● **What you will do**:
Copy the records that follow exactly as written, but not their pictures.

[Figure contents as structured data]
+--

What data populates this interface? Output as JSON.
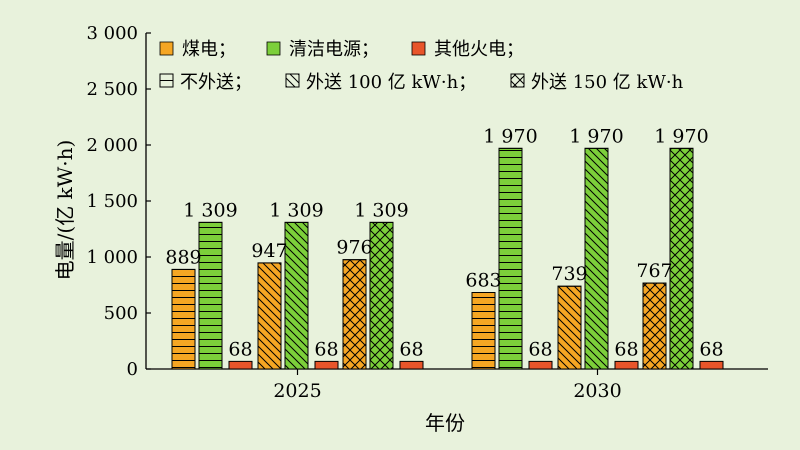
{
  "chart_data": {
    "type": "bar",
    "title": "",
    "xlabel": "年份",
    "ylabel": "电量/(亿 kW·h)",
    "ylim": [
      0,
      3000
    ],
    "yticks": [
      0,
      500,
      1000,
      1500,
      2000,
      2500,
      3000
    ],
    "ytick_labels": [
      "0",
      "500",
      "1 000",
      "1 500",
      "2 000",
      "2 500",
      "3 000"
    ],
    "grid": false,
    "legend_position": "top-left",
    "categories": [
      "2025",
      "2030"
    ],
    "legend": {
      "fuel": [
        {
          "name": "煤电；",
          "color": "#f5a623"
        },
        {
          "name": "清洁电源；",
          "color": "#7ccf3a"
        },
        {
          "name": "其他火电；",
          "color": "#e8552a"
        }
      ],
      "scenarios": [
        {
          "name": "不外送；",
          "pattern": "horizontal"
        },
        {
          "name": "外送 100 亿 kW·h；",
          "pattern": "diagonal"
        },
        {
          "name": "外送 150 亿 kW·h",
          "pattern": "cross"
        }
      ]
    },
    "groups": [
      {
        "category": "2025",
        "scenarios": [
          {
            "pattern": "horizontal",
            "coal": 889,
            "clean": 1309,
            "other": 68,
            "labels": {
              "coal": "889",
              "clean": "1 309",
              "other": "68"
            }
          },
          {
            "pattern": "diagonal",
            "coal": 947,
            "clean": 1309,
            "other": 68,
            "labels": {
              "coal": "947",
              "clean": "1 309",
              "other": "68"
            }
          },
          {
            "pattern": "cross",
            "coal": 976,
            "clean": 1309,
            "other": 68,
            "labels": {
              "coal": "976",
              "clean": "1 309",
              "other": "68"
            }
          }
        ]
      },
      {
        "category": "2030",
        "scenarios": [
          {
            "pattern": "horizontal",
            "coal": 683,
            "clean": 1970,
            "other": 68,
            "labels": {
              "coal": "683",
              "clean": "1 970",
              "other": "68"
            }
          },
          {
            "pattern": "diagonal",
            "coal": 739,
            "clean": 1970,
            "other": 68,
            "labels": {
              "coal": "739",
              "clean": "1 970",
              "other": "68"
            }
          },
          {
            "pattern": "cross",
            "coal": 767,
            "clean": 1970,
            "other": 68,
            "labels": {
              "coal": "767",
              "clean": "1 970",
              "other": "68"
            }
          }
        ]
      }
    ]
  }
}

+--

● **Response to the exercise**:
What data populates this interface? Output as JSON.
{
  "chart_data": {
    "type": "bar",
    "title": "",
    "xlabel": "年份",
    "ylabel": "电量/(亿 kW·h)",
    "ylim": [
      0,
      3000
    ],
    "yticks": [
      0,
      500,
      1000,
      1500,
      2000,
      2500,
      3000
    ],
    "ytick_labels": [
      "0",
      "500",
      "1 000",
      "1 500",
      "2 000",
      "2 500",
      "3 000"
    ],
    "grid": false,
    "legend_position": "top-left",
    "categories": [
      "2025",
      "2030"
    ],
    "legend": {
      "fuel": [
        {
          "name": "煤电；",
          "color": "#f5a623"
        },
        {
          "name": "清洁电源；",
          "color": "#7ccf3a"
        },
        {
          "name": "其他火电；",
          "color": "#e8552a"
        }
      ],
      "scenarios": [
        {
          "name": "不外送；",
          "pattern": "horizontal"
        },
        {
          "name": "外送 100 亿 kW·h；",
          "pattern": "diagonal"
        },
        {
          "name": "外送 150 亿 kW·h",
          "pattern": "cross"
        }
      ]
    },
    "groups": [
      {
        "category": "2025",
        "scenarios": [
          {
            "pattern": "horizontal",
            "coal": 889,
            "clean": 1309,
            "other": 68,
            "labels": {
              "coal": "889",
              "clean": "1 309",
              "other": "68"
            }
          },
          {
            "pattern": "diagonal",
            "coal": 947,
            "clean": 1309,
            "other": 68,
            "labels": {
              "coal": "947",
              "clean": "1 309",
              "other": "68"
            }
          },
          {
            "pattern": "cross",
            "coal": 976,
            "clean": 1309,
            "other": 68,
            "labels": {
              "coal": "976",
              "clean": "1 309",
              "other": "68"
            }
          }
        ]
      },
      {
        "category": "2030",
        "scenarios": [
          {
            "pattern": "horizontal",
            "coal": 683,
            "clean": 1970,
            "other": 68,
            "labels": {
              "coal": "683",
              "clean": "1 970",
              "other": "68"
            }
          },
          {
            "pattern": "diagonal",
            "coal": 739,
            "clean": 1970,
            "other": 68,
            "labels": {
              "coal": "739",
              "clean": "1 970",
              "other": "68"
            }
          },
          {
            "pattern": "cross",
            "coal": 767,
            "clean": 1970,
            "other": 68,
            "labels": {
              "coal": "767",
              "clean": "1 970",
              "other": "68"
            }
          }
        ]
      }
    ]
  }
}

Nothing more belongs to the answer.